• RECORDS FOR THE TASK
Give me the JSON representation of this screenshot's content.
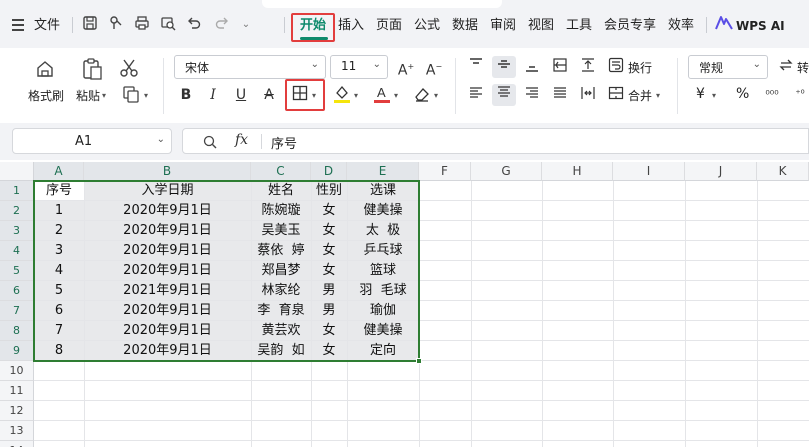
{
  "menu": {
    "file": "文件",
    "tabs": [
      "开始",
      "插入",
      "页面",
      "公式",
      "数据",
      "审阅",
      "视图",
      "工具",
      "会员专享",
      "效率"
    ],
    "wps_ai": "WPS AI"
  },
  "ribbon": {
    "format_painter": "格式刷",
    "paste": "粘贴",
    "font_name": "宋体",
    "font_size": "11",
    "wrap_text": "换行",
    "merge": "合并",
    "number_format": "常规",
    "convert_truncated": "转",
    "percent": "%",
    "currency": "¥"
  },
  "formula_bar": {
    "name_box": "A1",
    "fx": "fx",
    "content": "序号"
  },
  "colors": {
    "accent": "#0e8a6c",
    "selection_border": "#2e7d32",
    "highlight_box": "#e23d3d",
    "font_color": "#e23d3d",
    "fill_color": "#f5e50c"
  },
  "sheet": {
    "columns": [
      "A",
      "B",
      "C",
      "D",
      "E",
      "F",
      "G",
      "H",
      "I",
      "J",
      "K"
    ],
    "rows": [
      "1",
      "2",
      "3",
      "4",
      "5",
      "6",
      "7",
      "8",
      "9",
      "10",
      "11",
      "12",
      "13",
      "14"
    ],
    "data": [
      [
        "序号",
        "入学日期",
        "姓名",
        "性别",
        "选课"
      ],
      [
        "1",
        "2020年9月1日",
        "陈婉璇",
        "女",
        "健美操"
      ],
      [
        "2",
        "2020年9月1日",
        "吴美玉",
        "女",
        "太  极"
      ],
      [
        "3",
        "2020年9月1日",
        "蔡依  婷",
        "女",
        "乒乓球"
      ],
      [
        "4",
        "2020年9月1日",
        "郑昌梦",
        "女",
        "篮球"
      ],
      [
        "5",
        "2021年9月1日",
        "林家纶",
        "男",
        "羽  毛球"
      ],
      [
        "6",
        "2020年9月1日",
        "李  育泉",
        "男",
        "瑜伽"
      ],
      [
        "7",
        "2020年9月1日",
        "黄芸欢",
        "女",
        "健美操"
      ],
      [
        "8",
        "2020年9月1日",
        "吴韵  如",
        "女",
        "定向"
      ]
    ]
  }
}
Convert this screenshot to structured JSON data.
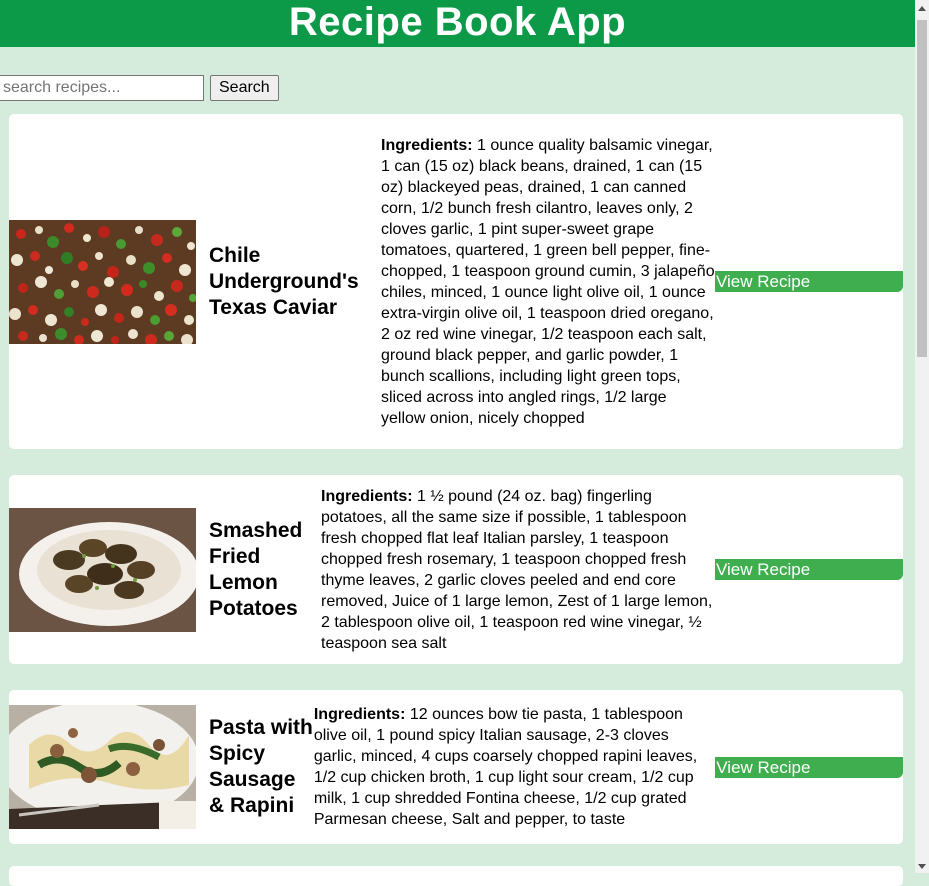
{
  "header": {
    "title": "Recipe Book App"
  },
  "search": {
    "placeholder": "search recipes...",
    "button_label": "Search"
  },
  "recipes": [
    {
      "title": "Chile Underground's Texas Caviar",
      "ingredients_label": "Ingredients:",
      "ingredients": " 1 ounce quality balsamic vinegar, 1 can (15 oz) black beans, drained, 1 can (15 oz) blackeyed peas, drained, 1 can canned corn, 1/2 bunch fresh cilantro, leaves only, 2 cloves garlic, 1 pint super-sweet grape tomatoes, quartered, 1 green bell pepper, fine-chopped, 1 teaspoon ground cumin, 3 jalapeño chiles, minced, 1 ounce light olive oil, 1 ounce extra-virgin olive oil, 1 teaspoon dried oregano, 2 oz red wine vinegar, 1/2 teaspoon each salt, ground black pepper, and garlic powder, 1 bunch scallions, including light green tops, sliced across into angled rings, 1/2 large yellow onion, nicely chopped",
      "button_label": "View Recipe"
    },
    {
      "title": "Smashed Fried Lemon Potatoes",
      "ingredients_label": "Ingredients:",
      "ingredients": " 1 ½ pound (24 oz. bag) fingerling potatoes, all the same size if possible, 1 tablespoon fresh chopped flat leaf Italian parsley, 1 teaspoon chopped fresh rosemary, 1 teaspoon chopped fresh thyme leaves, 2 garlic cloves peeled and end core removed, Juice of 1 large lemon, Zest of 1 large lemon, 2 tablespoon olive oil, 1 teaspoon red wine vinegar, ½ teaspoon sea salt",
      "button_label": "View Recipe"
    },
    {
      "title": "Pasta with Spicy Sausage & Rapini",
      "ingredients_label": "Ingredients:",
      "ingredients": " 12 ounces bow tie pasta, 1 tablespoon olive oil, 1 pound spicy Italian sausage, 2-3 cloves garlic, minced, 4 cups coarsely chopped rapini leaves, 1/2 cup chicken broth, 1 cup light sour cream, 1/2 cup milk, 1 cup shredded Fontina cheese, 1/2 cup grated Parmesan cheese, Salt and pepper, to taste",
      "button_label": "View Recipe"
    }
  ],
  "colors": {
    "header_bg": "#0d9a48",
    "page_bg": "#d5ecdc",
    "button_bg": "#3fae4e"
  }
}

• WHAT THIS TASK INVOLVES
Collect every line with the string "JSON" from the records, and copy each.

• ANSWER TO THIS EXERCISE
Give me the JSON representation of this screenshot's content.
Convert this screenshot to structured JSON data.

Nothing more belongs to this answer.